### [AIM]
Rewrite the entries below, replacing every occurrence of "colorbar-tick-label" with "cbar-tick-label" and changing nothing else. Omit the pictures from the output.

### [RAW DATA]

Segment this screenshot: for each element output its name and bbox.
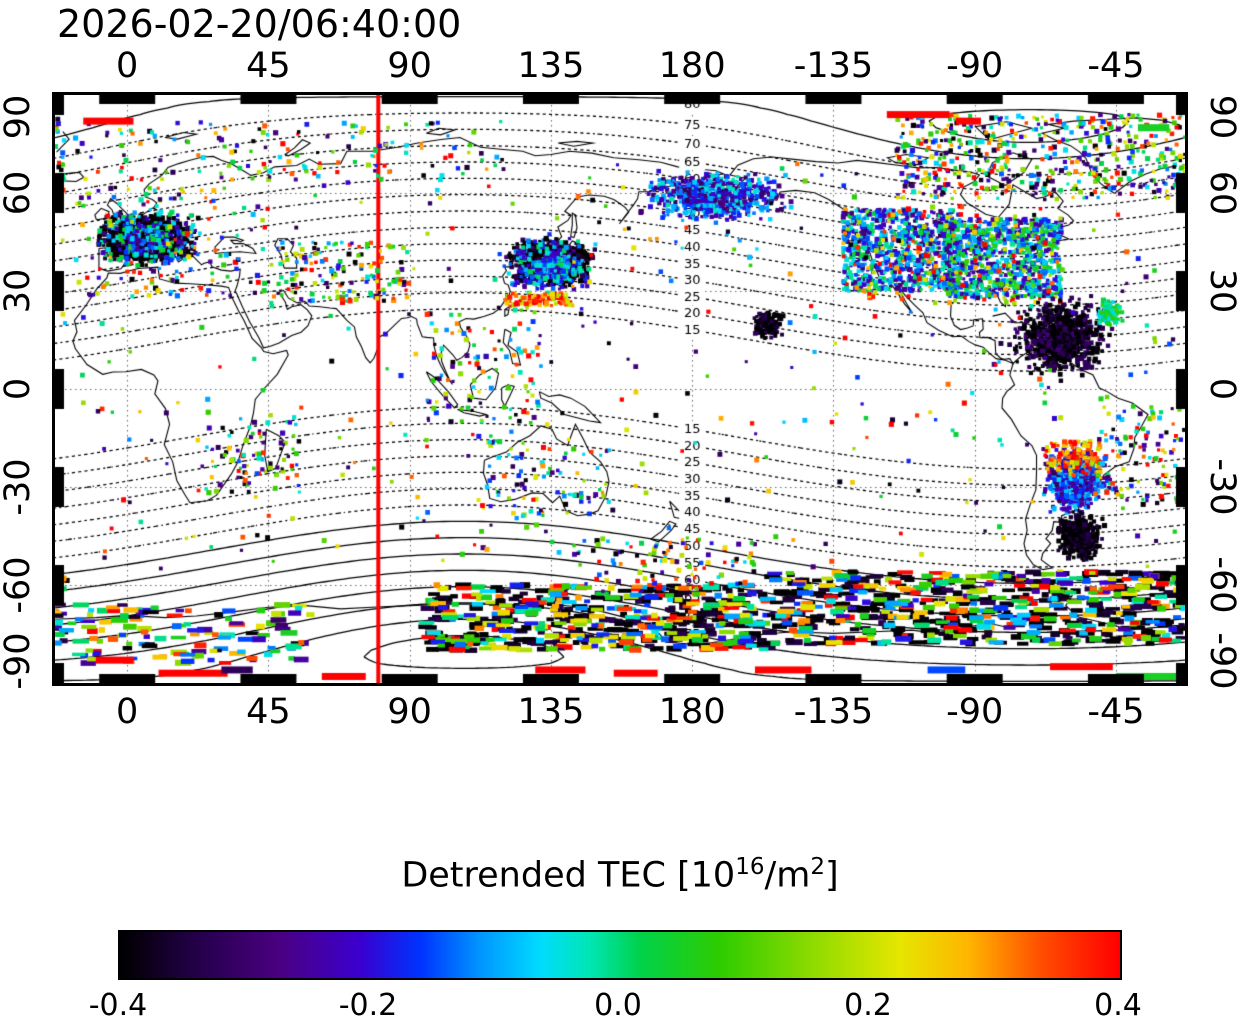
colorbar-title-exponent: 2 xyxy=(810,854,826,880)
lat-tick-label-left: -60 xyxy=(0,556,38,614)
lat-tick-label-right: -60 xyxy=(1202,556,1240,614)
plot-title: 2026-02-20/06:40:00 xyxy=(57,2,462,46)
lon-tick-label-bottom: 180 xyxy=(658,692,726,732)
colorbar-tick-label: 0.0 xyxy=(594,988,642,1023)
lat-tick-label-left: 0 xyxy=(0,377,38,401)
lat-tick-label-right: 60 xyxy=(1202,170,1240,216)
colorbar-tick-label: 0.2 xyxy=(844,988,892,1023)
colorbar xyxy=(118,930,1122,980)
colorbar-tick-label: -0.4 xyxy=(88,988,148,1023)
lat-tick-label-right: 30 xyxy=(1202,268,1240,314)
lat-tick-label-right: -30 xyxy=(1202,458,1240,516)
lon-tick-label-top: 90 xyxy=(387,46,432,86)
lat-tick-label-right: 90 xyxy=(1202,94,1240,140)
lat-tick-label-right: 0 xyxy=(1202,377,1240,401)
lon-tick-label-top: 135 xyxy=(517,46,585,86)
lon-tick-label-top: 45 xyxy=(246,46,291,86)
colorbar-title-text: /m xyxy=(764,855,811,896)
colorbar-tick-label: 0.4 xyxy=(1094,988,1142,1023)
lon-tick-label-top: -45 xyxy=(1087,46,1145,86)
lon-tick-label-bottom: -45 xyxy=(1087,692,1145,732)
colorbar-title-text: ] xyxy=(825,855,839,896)
lon-tick-label-bottom: -135 xyxy=(793,692,874,732)
lat-tick-label-right: -90 xyxy=(1202,632,1240,690)
lon-tick-label-top: 180 xyxy=(658,46,726,86)
lat-tick-label-left: -30 xyxy=(0,458,38,516)
lat-tick-label-left: 60 xyxy=(0,170,38,216)
map-plot-area xyxy=(52,92,1188,686)
colorbar-title-text: Detrended TEC [10 xyxy=(401,855,736,896)
colorbar-tick-label: -0.2 xyxy=(338,988,398,1023)
lon-tick-label-bottom: -90 xyxy=(946,692,1004,732)
colorbar-title-exponent: 16 xyxy=(735,854,765,880)
lat-tick-label-left: 30 xyxy=(0,268,38,314)
lon-tick-label-top: -90 xyxy=(946,46,1004,86)
lon-tick-label-bottom: 0 xyxy=(116,692,139,732)
lon-tick-label-top: 0 xyxy=(116,46,139,86)
map-canvas xyxy=(55,95,1185,683)
colorbar-title: Detrended TEC [1016/m2] xyxy=(0,854,1240,896)
lon-tick-label-top: -135 xyxy=(793,46,874,86)
lon-tick-label-bottom: 135 xyxy=(517,692,585,732)
lat-tick-label-left: -90 xyxy=(0,632,38,690)
lat-tick-label-left: 90 xyxy=(0,94,38,140)
lon-tick-label-bottom: 45 xyxy=(246,692,291,732)
lon-tick-label-bottom: 90 xyxy=(387,692,432,732)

### [COMPLETE RESPONSE]
Segment this screenshot: for each element output its name and bbox.
colorbar-title-exponent: 2 xyxy=(810,854,826,880)
lat-tick-label-left: -60 xyxy=(0,556,38,614)
lat-tick-label-right: -60 xyxy=(1202,556,1240,614)
plot-title: 2026-02-20/06:40:00 xyxy=(57,2,462,46)
lon-tick-label-bottom: 180 xyxy=(658,692,726,732)
cbar-tick-label: 0.0 xyxy=(594,988,642,1023)
lat-tick-label-left: 0 xyxy=(0,377,38,401)
lat-tick-label-right: 60 xyxy=(1202,170,1240,216)
cbar-tick-label: 0.2 xyxy=(844,988,892,1023)
colorbar xyxy=(118,930,1122,980)
cbar-tick-label: -0.4 xyxy=(88,988,148,1023)
lat-tick-label-right: 30 xyxy=(1202,268,1240,314)
lat-tick-label-right: -30 xyxy=(1202,458,1240,516)
lon-tick-label-top: 90 xyxy=(387,46,432,86)
lat-tick-label-right: 90 xyxy=(1202,94,1240,140)
lat-tick-label-right: 0 xyxy=(1202,377,1240,401)
lon-tick-label-top: 135 xyxy=(517,46,585,86)
lon-tick-label-top: 45 xyxy=(246,46,291,86)
colorbar-title-text: /m xyxy=(764,855,811,896)
cbar-tick-label: 0.4 xyxy=(1094,988,1142,1023)
lon-tick-label-top: -45 xyxy=(1087,46,1145,86)
lon-tick-label-bottom: -45 xyxy=(1087,692,1145,732)
colorbar-title-text: ] xyxy=(825,855,839,896)
lon-tick-label-bottom: -135 xyxy=(793,692,874,732)
lat-tick-label-right: -90 xyxy=(1202,632,1240,690)
lon-tick-label-top: 180 xyxy=(658,46,726,86)
lat-tick-label-left: -30 xyxy=(0,458,38,516)
lat-tick-label-left: 60 xyxy=(0,170,38,216)
map-plot-area xyxy=(52,92,1188,686)
colorbar-title-text: Detrended TEC [10 xyxy=(401,855,736,896)
cbar-tick-label: -0.2 xyxy=(338,988,398,1023)
lon-tick-label-bottom: -90 xyxy=(946,692,1004,732)
colorbar-title-exponent: 16 xyxy=(735,854,765,880)
lat-tick-label-left: 30 xyxy=(0,268,38,314)
lon-tick-label-top: -90 xyxy=(946,46,1004,86)
lon-tick-label-bottom: 0 xyxy=(116,692,139,732)
lon-tick-label-top: 0 xyxy=(116,46,139,86)
map-canvas xyxy=(55,95,1185,683)
colorbar-title: Detrended TEC [1016/m2] xyxy=(0,854,1240,896)
lon-tick-label-top: -135 xyxy=(793,46,874,86)
lon-tick-label-bottom: 135 xyxy=(517,692,585,732)
lat-tick-label-left: -90 xyxy=(0,632,38,690)
lat-tick-label-left: 90 xyxy=(0,94,38,140)
lon-tick-label-bottom: 45 xyxy=(246,692,291,732)
lon-tick-label-bottom: 90 xyxy=(387,692,432,732)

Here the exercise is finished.